## start

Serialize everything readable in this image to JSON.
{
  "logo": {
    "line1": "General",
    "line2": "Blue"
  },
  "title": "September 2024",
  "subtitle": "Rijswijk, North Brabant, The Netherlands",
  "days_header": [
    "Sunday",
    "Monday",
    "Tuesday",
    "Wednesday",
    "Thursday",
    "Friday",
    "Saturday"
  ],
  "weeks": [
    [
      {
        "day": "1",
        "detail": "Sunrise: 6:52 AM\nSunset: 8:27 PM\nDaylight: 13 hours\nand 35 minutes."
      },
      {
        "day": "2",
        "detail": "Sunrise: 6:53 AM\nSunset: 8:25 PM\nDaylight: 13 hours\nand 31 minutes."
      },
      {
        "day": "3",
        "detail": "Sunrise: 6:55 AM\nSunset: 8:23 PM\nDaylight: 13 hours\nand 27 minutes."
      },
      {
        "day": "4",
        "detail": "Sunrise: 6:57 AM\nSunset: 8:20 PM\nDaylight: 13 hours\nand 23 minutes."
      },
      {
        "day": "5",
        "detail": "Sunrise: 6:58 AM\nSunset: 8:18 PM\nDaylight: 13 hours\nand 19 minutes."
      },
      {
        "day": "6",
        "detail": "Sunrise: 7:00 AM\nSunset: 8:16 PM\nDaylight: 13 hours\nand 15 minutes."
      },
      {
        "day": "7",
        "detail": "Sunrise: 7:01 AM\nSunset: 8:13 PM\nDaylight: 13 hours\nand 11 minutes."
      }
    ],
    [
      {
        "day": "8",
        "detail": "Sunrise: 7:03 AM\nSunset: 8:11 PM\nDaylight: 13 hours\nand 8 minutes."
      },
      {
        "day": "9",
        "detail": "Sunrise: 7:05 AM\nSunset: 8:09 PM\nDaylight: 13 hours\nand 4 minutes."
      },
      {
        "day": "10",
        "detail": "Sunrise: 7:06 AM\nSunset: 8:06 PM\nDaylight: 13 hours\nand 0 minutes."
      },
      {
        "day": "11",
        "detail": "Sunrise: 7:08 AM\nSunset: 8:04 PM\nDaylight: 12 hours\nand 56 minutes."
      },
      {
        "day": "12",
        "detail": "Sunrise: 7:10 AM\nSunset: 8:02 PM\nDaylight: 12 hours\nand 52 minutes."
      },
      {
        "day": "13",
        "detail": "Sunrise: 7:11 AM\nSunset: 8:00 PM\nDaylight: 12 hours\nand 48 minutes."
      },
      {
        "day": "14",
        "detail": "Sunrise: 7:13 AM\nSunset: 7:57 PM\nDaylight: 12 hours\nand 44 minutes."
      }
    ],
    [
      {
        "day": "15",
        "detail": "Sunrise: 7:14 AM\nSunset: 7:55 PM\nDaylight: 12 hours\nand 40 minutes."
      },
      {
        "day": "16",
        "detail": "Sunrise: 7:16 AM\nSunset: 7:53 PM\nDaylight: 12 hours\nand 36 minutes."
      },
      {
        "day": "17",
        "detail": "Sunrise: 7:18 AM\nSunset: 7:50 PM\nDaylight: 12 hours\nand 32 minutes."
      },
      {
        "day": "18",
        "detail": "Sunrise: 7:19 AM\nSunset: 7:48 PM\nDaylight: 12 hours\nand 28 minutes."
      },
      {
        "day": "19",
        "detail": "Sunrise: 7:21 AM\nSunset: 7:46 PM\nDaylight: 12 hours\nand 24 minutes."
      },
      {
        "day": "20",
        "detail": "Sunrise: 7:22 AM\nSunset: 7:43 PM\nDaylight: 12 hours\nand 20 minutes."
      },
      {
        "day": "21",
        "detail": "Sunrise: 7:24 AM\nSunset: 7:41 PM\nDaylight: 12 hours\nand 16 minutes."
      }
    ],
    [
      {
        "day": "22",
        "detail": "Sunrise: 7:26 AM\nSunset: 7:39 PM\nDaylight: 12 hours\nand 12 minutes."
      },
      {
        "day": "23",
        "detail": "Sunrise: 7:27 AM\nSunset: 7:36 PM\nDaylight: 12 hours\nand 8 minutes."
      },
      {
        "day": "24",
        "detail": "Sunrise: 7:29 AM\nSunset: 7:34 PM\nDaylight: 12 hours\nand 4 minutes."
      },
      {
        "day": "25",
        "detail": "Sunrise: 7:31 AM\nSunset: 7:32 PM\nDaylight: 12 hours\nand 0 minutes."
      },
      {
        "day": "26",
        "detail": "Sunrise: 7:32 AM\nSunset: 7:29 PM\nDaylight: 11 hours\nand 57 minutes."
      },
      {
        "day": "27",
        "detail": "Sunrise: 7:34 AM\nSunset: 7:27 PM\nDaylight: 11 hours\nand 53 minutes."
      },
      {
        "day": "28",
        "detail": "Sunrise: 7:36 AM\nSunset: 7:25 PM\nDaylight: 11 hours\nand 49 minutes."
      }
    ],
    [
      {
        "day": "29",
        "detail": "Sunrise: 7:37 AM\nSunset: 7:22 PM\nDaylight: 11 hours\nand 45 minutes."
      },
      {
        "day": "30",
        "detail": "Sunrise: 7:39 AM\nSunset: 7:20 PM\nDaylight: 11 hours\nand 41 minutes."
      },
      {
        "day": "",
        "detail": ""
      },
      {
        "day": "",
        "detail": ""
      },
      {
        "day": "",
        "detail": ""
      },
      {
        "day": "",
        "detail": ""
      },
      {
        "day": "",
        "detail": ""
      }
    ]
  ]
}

## end

§ **EXERCISE PROMPT**
Transcribe the records above exactly as they appear.

§ **EXERCISE SOLUTION**
Serialize everything readable in this image to JSON.
{
  "logo": {
    "line1": "General",
    "line2": "Blue"
  },
  "title": "September 2024",
  "subtitle": "Rijswijk, North Brabant, The Netherlands",
  "days_header": [
    "Sunday",
    "Monday",
    "Tuesday",
    "Wednesday",
    "Thursday",
    "Friday",
    "Saturday"
  ],
  "weeks": [
    [
      {
        "day": "1",
        "detail": "Sunrise: 6:52 AM\nSunset: 8:27 PM\nDaylight: 13 hours\nand 35 minutes."
      },
      {
        "day": "2",
        "detail": "Sunrise: 6:53 AM\nSunset: 8:25 PM\nDaylight: 13 hours\nand 31 minutes."
      },
      {
        "day": "3",
        "detail": "Sunrise: 6:55 AM\nSunset: 8:23 PM\nDaylight: 13 hours\nand 27 minutes."
      },
      {
        "day": "4",
        "detail": "Sunrise: 6:57 AM\nSunset: 8:20 PM\nDaylight: 13 hours\nand 23 minutes."
      },
      {
        "day": "5",
        "detail": "Sunrise: 6:58 AM\nSunset: 8:18 PM\nDaylight: 13 hours\nand 19 minutes."
      },
      {
        "day": "6",
        "detail": "Sunrise: 7:00 AM\nSunset: 8:16 PM\nDaylight: 13 hours\nand 15 minutes."
      },
      {
        "day": "7",
        "detail": "Sunrise: 7:01 AM\nSunset: 8:13 PM\nDaylight: 13 hours\nand 11 minutes."
      }
    ],
    [
      {
        "day": "8",
        "detail": "Sunrise: 7:03 AM\nSunset: 8:11 PM\nDaylight: 13 hours\nand 8 minutes."
      },
      {
        "day": "9",
        "detail": "Sunrise: 7:05 AM\nSunset: 8:09 PM\nDaylight: 13 hours\nand 4 minutes."
      },
      {
        "day": "10",
        "detail": "Sunrise: 7:06 AM\nSunset: 8:06 PM\nDaylight: 13 hours\nand 0 minutes."
      },
      {
        "day": "11",
        "detail": "Sunrise: 7:08 AM\nSunset: 8:04 PM\nDaylight: 12 hours\nand 56 minutes."
      },
      {
        "day": "12",
        "detail": "Sunrise: 7:10 AM\nSunset: 8:02 PM\nDaylight: 12 hours\nand 52 minutes."
      },
      {
        "day": "13",
        "detail": "Sunrise: 7:11 AM\nSunset: 8:00 PM\nDaylight: 12 hours\nand 48 minutes."
      },
      {
        "day": "14",
        "detail": "Sunrise: 7:13 AM\nSunset: 7:57 PM\nDaylight: 12 hours\nand 44 minutes."
      }
    ],
    [
      {
        "day": "15",
        "detail": "Sunrise: 7:14 AM\nSunset: 7:55 PM\nDaylight: 12 hours\nand 40 minutes."
      },
      {
        "day": "16",
        "detail": "Sunrise: 7:16 AM\nSunset: 7:53 PM\nDaylight: 12 hours\nand 36 minutes."
      },
      {
        "day": "17",
        "detail": "Sunrise: 7:18 AM\nSunset: 7:50 PM\nDaylight: 12 hours\nand 32 minutes."
      },
      {
        "day": "18",
        "detail": "Sunrise: 7:19 AM\nSunset: 7:48 PM\nDaylight: 12 hours\nand 28 minutes."
      },
      {
        "day": "19",
        "detail": "Sunrise: 7:21 AM\nSunset: 7:46 PM\nDaylight: 12 hours\nand 24 minutes."
      },
      {
        "day": "20",
        "detail": "Sunrise: 7:22 AM\nSunset: 7:43 PM\nDaylight: 12 hours\nand 20 minutes."
      },
      {
        "day": "21",
        "detail": "Sunrise: 7:24 AM\nSunset: 7:41 PM\nDaylight: 12 hours\nand 16 minutes."
      }
    ],
    [
      {
        "day": "22",
        "detail": "Sunrise: 7:26 AM\nSunset: 7:39 PM\nDaylight: 12 hours\nand 12 minutes."
      },
      {
        "day": "23",
        "detail": "Sunrise: 7:27 AM\nSunset: 7:36 PM\nDaylight: 12 hours\nand 8 minutes."
      },
      {
        "day": "24",
        "detail": "Sunrise: 7:29 AM\nSunset: 7:34 PM\nDaylight: 12 hours\nand 4 minutes."
      },
      {
        "day": "25",
        "detail": "Sunrise: 7:31 AM\nSunset: 7:32 PM\nDaylight: 12 hours\nand 0 minutes."
      },
      {
        "day": "26",
        "detail": "Sunrise: 7:32 AM\nSunset: 7:29 PM\nDaylight: 11 hours\nand 57 minutes."
      },
      {
        "day": "27",
        "detail": "Sunrise: 7:34 AM\nSunset: 7:27 PM\nDaylight: 11 hours\nand 53 minutes."
      },
      {
        "day": "28",
        "detail": "Sunrise: 7:36 AM\nSunset: 7:25 PM\nDaylight: 11 hours\nand 49 minutes."
      }
    ],
    [
      {
        "day": "29",
        "detail": "Sunrise: 7:37 AM\nSunset: 7:22 PM\nDaylight: 11 hours\nand 45 minutes."
      },
      {
        "day": "30",
        "detail": "Sunrise: 7:39 AM\nSunset: 7:20 PM\nDaylight: 11 hours\nand 41 minutes."
      },
      {
        "day": "",
        "detail": ""
      },
      {
        "day": "",
        "detail": ""
      },
      {
        "day": "",
        "detail": ""
      },
      {
        "day": "",
        "detail": ""
      },
      {
        "day": "",
        "detail": ""
      }
    ]
  ]
}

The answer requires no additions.